■ Task statement ■
Give only the number of lines in the records below that contain the word "inferiori".
Start Supplied entries
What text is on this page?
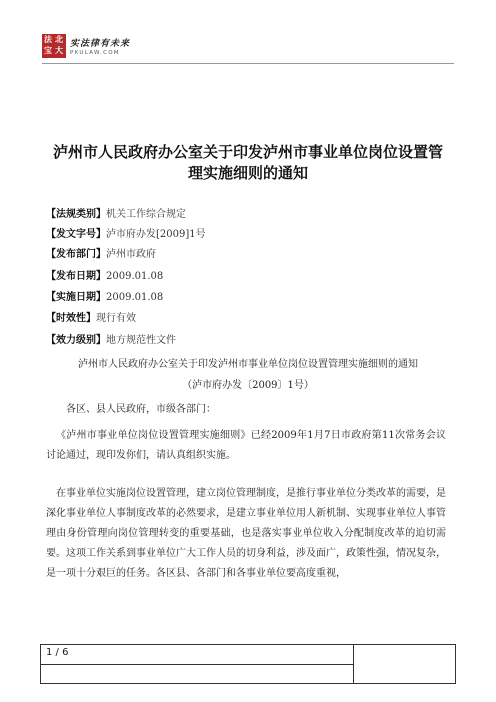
法 北
宝 大
实法律有未来
PKULAW.COM
泸州市人民政府办公室关于印发泸州市事业单位岗位设置管
理实施细则的通知
【法规类别】机关工作综合规定
【发文字号】泸市府办发[2009]1号
【发布部门】泸州市政府
【发布日期】2009.01.08
【实施日期】2009.01.08
【时效性】现行有效
【效力级别】地方规范性文件
泸州市人民政府办公室关于印发泸州市事业单位岗位设置管理实施细则的通知
（泸市府办发〔2009〕1号）
各区、县人民政府，市级各部门：
《泸州市事业单位岗位设置管理实施细则》已经2009年1月7日市政府第11次常务会议讨论通过，现印发你们，请认真组织实施。
在事业单位实施岗位设置管理，建立岗位管理制度，是推行事业单位分类改革的需要，是深化事业单位人事制度改革的必然要求，是建立事业单位用人新机制、实现事业单位人事管理由身份管理向岗位管理转变的重要基础，也是落实事业单位收入分配制度改革的迫切需要。这项工作关系到事业单位广大工作人员的切身利益，涉及面广，政策性强，情况复杂，是一项十分艰巨的任务。各区县、各部门和各事业单位要高度重视，
1 / 6
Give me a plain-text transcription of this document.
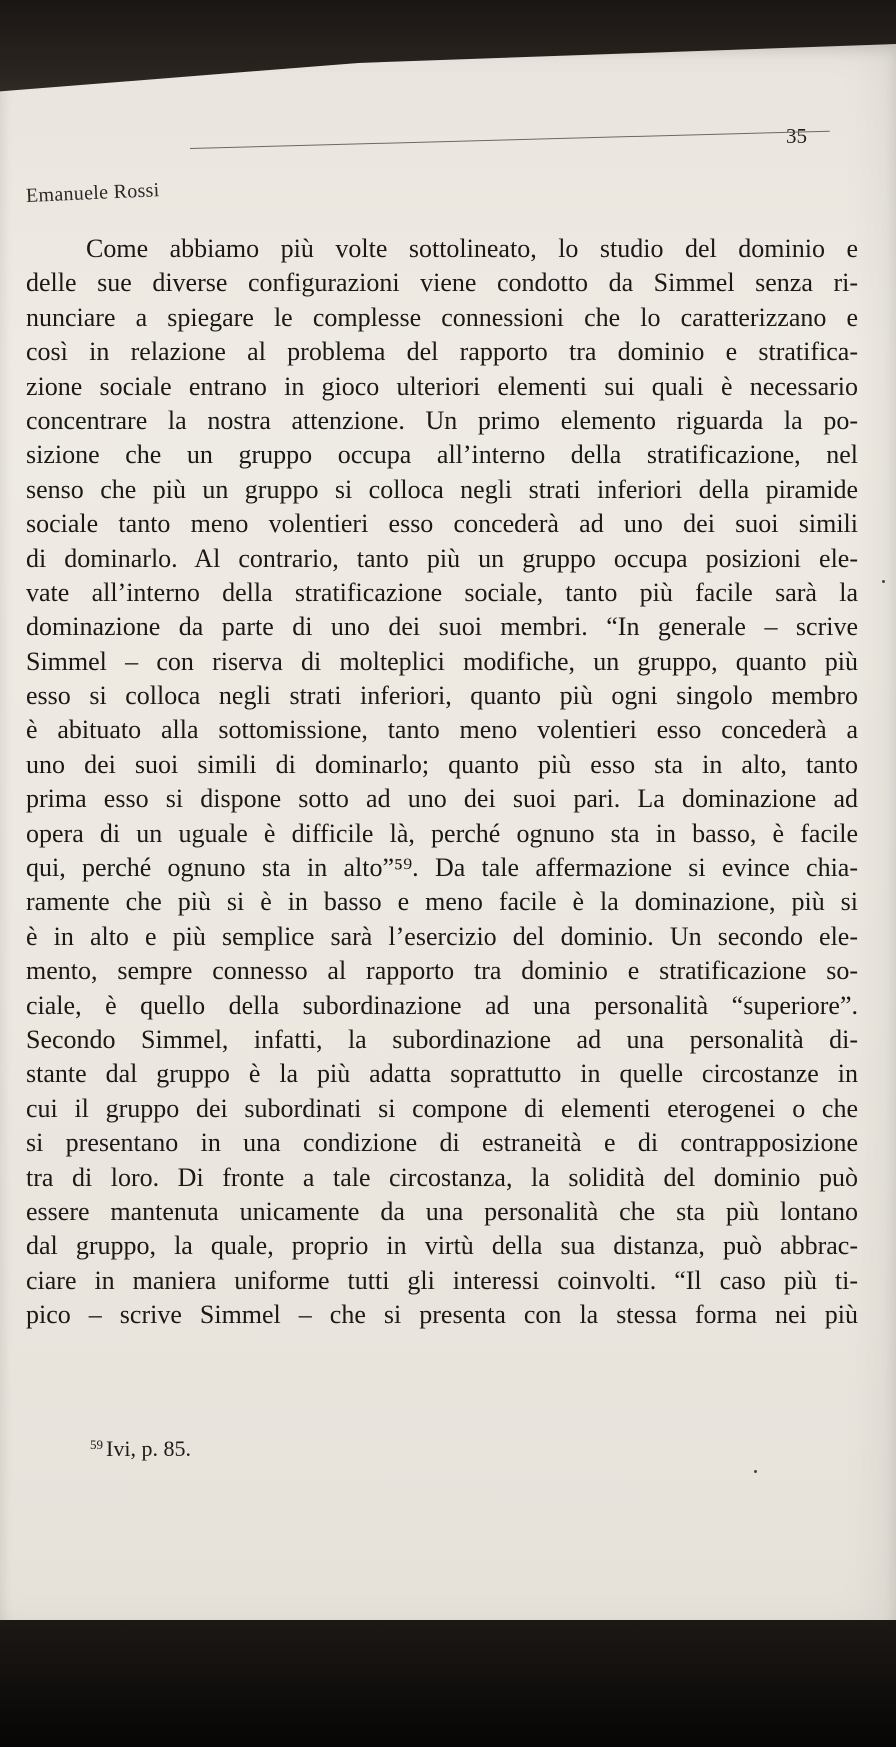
35
Emanuele Rossi
Come abbiamo più volte sottolineato, lo studio del dominio e
delle sue diverse configurazioni viene condotto da Simmel senza ri-
nunciare a spiegare le complesse connessioni che lo caratterizzano e
così in relazione al problema del rapporto tra dominio e stratifica-
zione sociale entrano in gioco ulteriori elementi sui quali è necessario
concentrare la nostra attenzione. Un primo elemento riguarda la po-
sizione che un gruppo occupa all’interno della stratificazione, nel
senso che più un gruppo si colloca negli strati inferiori della piramide
sociale tanto meno volentieri esso concederà ad uno dei suoi simili
di dominarlo. Al contrario, tanto più un gruppo occupa posizioni ele-
vate all’interno della stratificazione sociale, tanto più facile sarà la
dominazione da parte di uno dei suoi membri. “In generale – scrive
Simmel – con riserva di molteplici modifiche, un gruppo, quanto più
esso si colloca negli strati inferiori, quanto più ogni singolo membro
è abituato alla sottomissione, tanto meno volentieri esso concederà a
uno dei suoi simili di dominarlo; quanto più esso sta in alto, tanto
prima esso si dispone sotto ad uno dei suoi pari. La dominazione ad
opera di un uguale è difficile là, perché ognuno sta in basso, è facile
qui, perché ognuno sta in alto”⁵⁹. Da tale affermazione si evince chia-
ramente che più si è in basso e meno facile è la dominazione, più si
è in alto e più semplice sarà l’esercizio del dominio. Un secondo ele-
mento, sempre connesso al rapporto tra dominio e stratificazione so-
ciale, è quello della subordinazione ad una personalità “superiore”.
Secondo Simmel, infatti, la subordinazione ad una personalità di-
stante dal gruppo è la più adatta soprattutto in quelle circostanze in
cui il gruppo dei subordinati si compone di elementi eterogenei o che
si presentano in una condizione di estraneità e di contrapposizione
tra di loro. Di fronte a tale circostanza, la solidità del dominio può
essere mantenuta unicamente da una personalità che sta più lontano
dal gruppo, la quale, proprio in virtù della sua distanza, può abbrac-
ciare in maniera uniforme tutti gli interessi coinvolti. “Il caso più ti-
pico – scrive Simmel – che si presenta con la stessa forma nei più
$^{59}$ Ivi, p. 85.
End Supplied entries
■ Written answer ■
2